-- Begin GIVEN PASSAGE --
To set values, we can use the `at()` function to set values by label, or `iat()` when setting values by position.

In [None]:
df.at[dates[0], 'A'] = 0
df

We can also use numpy arrays to set values

In [None]:
df.loc[:,'D'] = np.array([5] * len(df))
df

### Missing data

Sometimes, your dataset is not fully filled, and values are missing. Panda has some functions for that.

In [None]:
df1 = df.reindex(index=dates[0:4], columns=list(df.columns) + ['E']) #reindex datafram and add empty column E
df1

In [None]:
df1.loc[dates[0]:dates[1], 'E'] = 1 # set some values to 1 in E

In [None]:
df1.dropna(how='any') # drop all rows with nan

In [None]:
df1 = df.reindex(index=dates[0:4], columns=list(df.columns) + ['E']) #reindex datafram and add empty column E
df1.loc[dates[0]:dates[1], 'E'] = 1,2 # set some values to 1 in E
df1

In [None]:
df1.fillna(df1.mean())

### Statistics

Very similar to numpy, we can use mean(), max(), min() etc.

In [None]:
df.mean()
-- End GIVEN PASSAGE --
→ **WRITTEN TASK A**: Translate this sentence from the pandas tutorial into Spanish: "Sometimes, your dataset is not fully filled, and values are missing."
→ **WRITTEN TASK B**: Count the lines of the records that contain the string "divider", matching case exactly, and reply with the number alone.
-- Begin ENTRIES --
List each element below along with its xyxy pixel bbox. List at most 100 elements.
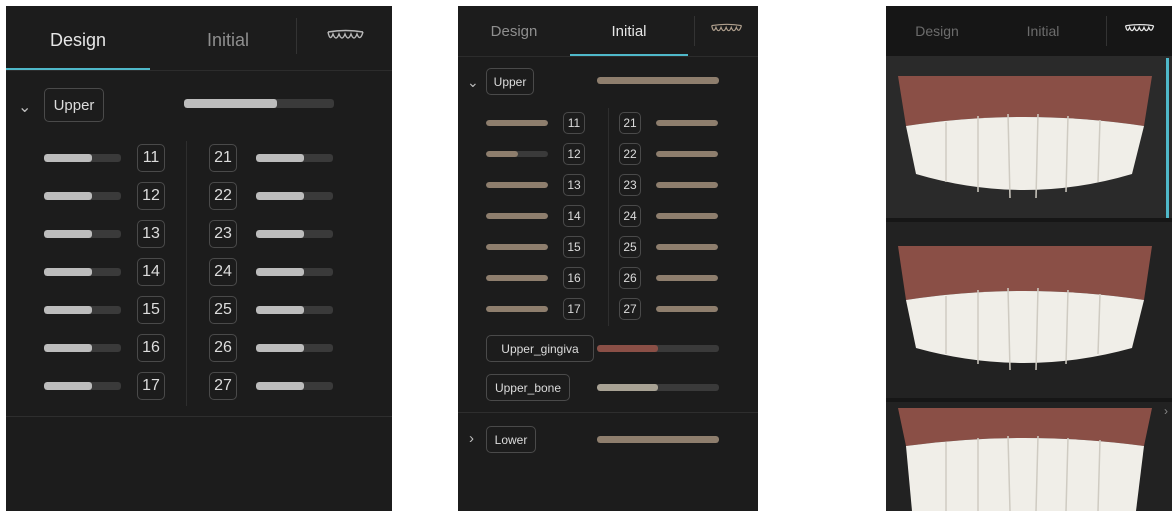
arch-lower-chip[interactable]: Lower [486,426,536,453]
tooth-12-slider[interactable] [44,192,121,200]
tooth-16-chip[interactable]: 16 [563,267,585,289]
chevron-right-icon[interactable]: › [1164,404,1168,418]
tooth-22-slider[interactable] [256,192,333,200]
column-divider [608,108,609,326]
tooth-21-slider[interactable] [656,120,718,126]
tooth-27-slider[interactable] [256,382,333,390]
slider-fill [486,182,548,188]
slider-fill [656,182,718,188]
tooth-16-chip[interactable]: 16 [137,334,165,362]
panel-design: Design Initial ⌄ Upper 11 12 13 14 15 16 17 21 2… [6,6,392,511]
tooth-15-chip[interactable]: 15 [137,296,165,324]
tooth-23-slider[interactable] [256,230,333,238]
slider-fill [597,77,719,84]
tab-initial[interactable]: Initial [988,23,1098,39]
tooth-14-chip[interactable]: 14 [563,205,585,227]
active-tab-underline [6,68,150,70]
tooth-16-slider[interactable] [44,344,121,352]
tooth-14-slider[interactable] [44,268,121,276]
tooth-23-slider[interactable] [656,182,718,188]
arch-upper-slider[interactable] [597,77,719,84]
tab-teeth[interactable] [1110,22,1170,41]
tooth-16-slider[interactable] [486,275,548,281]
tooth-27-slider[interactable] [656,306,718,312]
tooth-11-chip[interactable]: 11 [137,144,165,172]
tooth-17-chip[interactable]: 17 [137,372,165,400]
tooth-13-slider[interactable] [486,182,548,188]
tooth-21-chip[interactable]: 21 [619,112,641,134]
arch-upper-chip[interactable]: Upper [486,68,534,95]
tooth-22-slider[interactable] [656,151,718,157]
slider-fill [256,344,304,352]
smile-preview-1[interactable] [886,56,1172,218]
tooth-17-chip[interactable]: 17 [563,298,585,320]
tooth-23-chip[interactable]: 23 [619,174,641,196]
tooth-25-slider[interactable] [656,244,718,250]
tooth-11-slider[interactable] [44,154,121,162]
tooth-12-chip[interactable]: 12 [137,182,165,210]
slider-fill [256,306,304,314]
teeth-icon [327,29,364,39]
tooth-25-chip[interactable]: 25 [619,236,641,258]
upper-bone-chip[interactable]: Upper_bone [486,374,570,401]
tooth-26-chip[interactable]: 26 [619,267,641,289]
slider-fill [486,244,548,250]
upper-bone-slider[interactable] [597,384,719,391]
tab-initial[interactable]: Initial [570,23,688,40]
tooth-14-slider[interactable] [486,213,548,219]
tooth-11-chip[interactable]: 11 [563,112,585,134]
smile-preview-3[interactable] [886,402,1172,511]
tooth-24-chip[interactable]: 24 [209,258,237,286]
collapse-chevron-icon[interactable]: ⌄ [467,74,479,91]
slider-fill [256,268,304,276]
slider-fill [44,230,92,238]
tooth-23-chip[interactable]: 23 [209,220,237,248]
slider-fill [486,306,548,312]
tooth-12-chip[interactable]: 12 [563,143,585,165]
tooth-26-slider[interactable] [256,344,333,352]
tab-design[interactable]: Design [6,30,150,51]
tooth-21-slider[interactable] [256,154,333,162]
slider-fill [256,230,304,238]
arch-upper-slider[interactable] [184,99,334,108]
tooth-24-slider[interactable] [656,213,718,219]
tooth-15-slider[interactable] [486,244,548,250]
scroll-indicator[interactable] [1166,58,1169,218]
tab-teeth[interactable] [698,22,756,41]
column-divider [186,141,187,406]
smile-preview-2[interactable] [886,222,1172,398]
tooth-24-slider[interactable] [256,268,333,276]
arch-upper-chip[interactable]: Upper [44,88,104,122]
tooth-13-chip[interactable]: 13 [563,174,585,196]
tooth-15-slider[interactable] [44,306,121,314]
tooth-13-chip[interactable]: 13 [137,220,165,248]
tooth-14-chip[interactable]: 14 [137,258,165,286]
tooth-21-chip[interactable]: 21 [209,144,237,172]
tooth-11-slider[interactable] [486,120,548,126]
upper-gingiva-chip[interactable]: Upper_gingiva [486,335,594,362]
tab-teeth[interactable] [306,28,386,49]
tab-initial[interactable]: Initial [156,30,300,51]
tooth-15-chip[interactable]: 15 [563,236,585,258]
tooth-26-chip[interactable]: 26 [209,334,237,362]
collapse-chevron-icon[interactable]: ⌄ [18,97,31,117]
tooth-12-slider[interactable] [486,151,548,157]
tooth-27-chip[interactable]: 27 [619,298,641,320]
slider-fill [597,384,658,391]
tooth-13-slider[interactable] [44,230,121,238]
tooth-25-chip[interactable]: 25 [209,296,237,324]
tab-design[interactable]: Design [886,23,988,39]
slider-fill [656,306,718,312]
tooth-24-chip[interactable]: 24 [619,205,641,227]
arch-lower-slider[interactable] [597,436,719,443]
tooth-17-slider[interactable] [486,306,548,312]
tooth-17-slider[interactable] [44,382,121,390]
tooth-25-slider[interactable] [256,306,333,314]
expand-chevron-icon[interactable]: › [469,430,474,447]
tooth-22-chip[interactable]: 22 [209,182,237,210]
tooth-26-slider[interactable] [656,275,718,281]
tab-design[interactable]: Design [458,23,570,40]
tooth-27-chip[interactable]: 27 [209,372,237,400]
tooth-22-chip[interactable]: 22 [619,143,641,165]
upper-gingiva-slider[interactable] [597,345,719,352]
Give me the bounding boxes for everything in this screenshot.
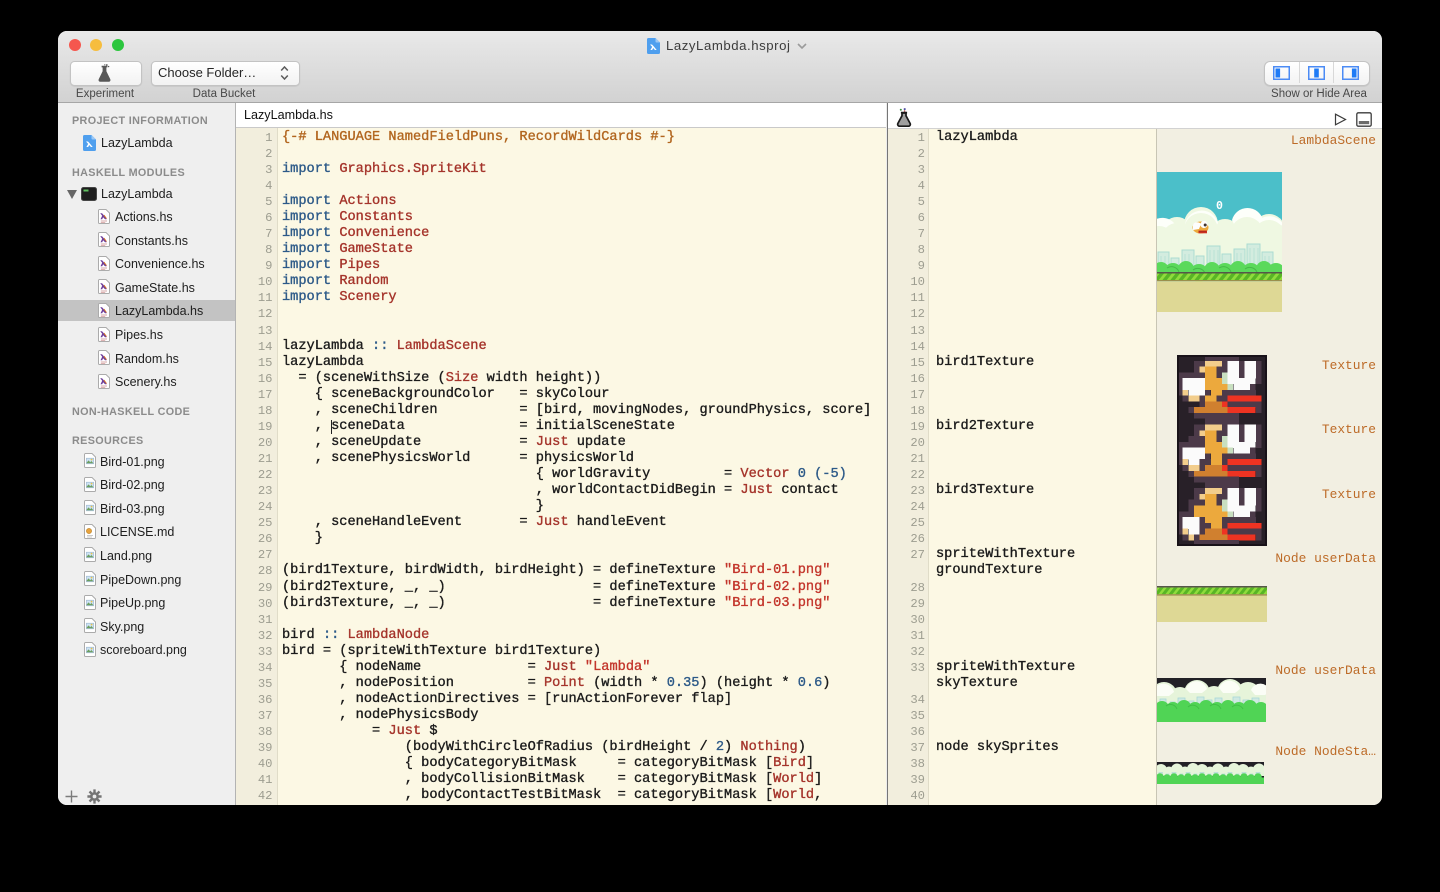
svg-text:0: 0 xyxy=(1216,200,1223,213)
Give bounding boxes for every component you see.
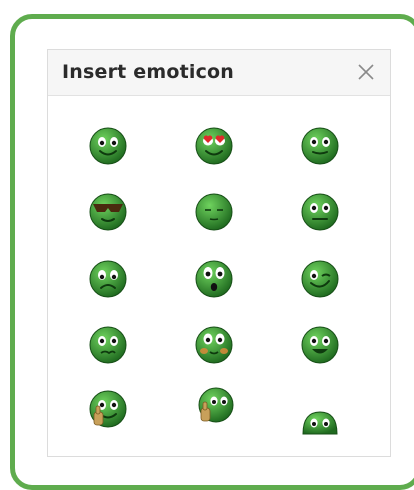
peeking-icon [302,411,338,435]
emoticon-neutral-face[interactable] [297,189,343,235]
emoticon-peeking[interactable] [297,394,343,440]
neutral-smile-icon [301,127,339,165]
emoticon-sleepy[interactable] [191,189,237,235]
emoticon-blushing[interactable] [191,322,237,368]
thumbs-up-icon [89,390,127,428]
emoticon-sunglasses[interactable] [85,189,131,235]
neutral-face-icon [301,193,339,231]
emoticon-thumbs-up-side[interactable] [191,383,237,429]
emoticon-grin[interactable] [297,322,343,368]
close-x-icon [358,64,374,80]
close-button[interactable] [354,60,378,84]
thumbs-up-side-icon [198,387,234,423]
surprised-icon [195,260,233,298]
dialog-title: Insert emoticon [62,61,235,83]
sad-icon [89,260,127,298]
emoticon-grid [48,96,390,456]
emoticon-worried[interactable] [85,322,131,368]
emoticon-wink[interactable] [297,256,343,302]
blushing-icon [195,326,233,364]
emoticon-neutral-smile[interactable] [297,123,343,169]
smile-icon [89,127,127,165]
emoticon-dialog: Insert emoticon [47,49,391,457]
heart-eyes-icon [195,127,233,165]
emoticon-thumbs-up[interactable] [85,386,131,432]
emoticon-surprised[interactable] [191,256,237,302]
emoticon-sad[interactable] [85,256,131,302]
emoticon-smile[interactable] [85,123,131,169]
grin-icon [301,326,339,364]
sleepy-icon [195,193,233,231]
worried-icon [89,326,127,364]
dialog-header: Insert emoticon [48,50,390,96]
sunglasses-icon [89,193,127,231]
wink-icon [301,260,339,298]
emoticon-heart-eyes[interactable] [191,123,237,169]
-- End ENTRIES --
→ **WRITTEN SOLUTION A**: A veces, tu conjunto de datos no está completamente lleno y faltan valores.

→ **WRITTEN SOLUTION B**: 2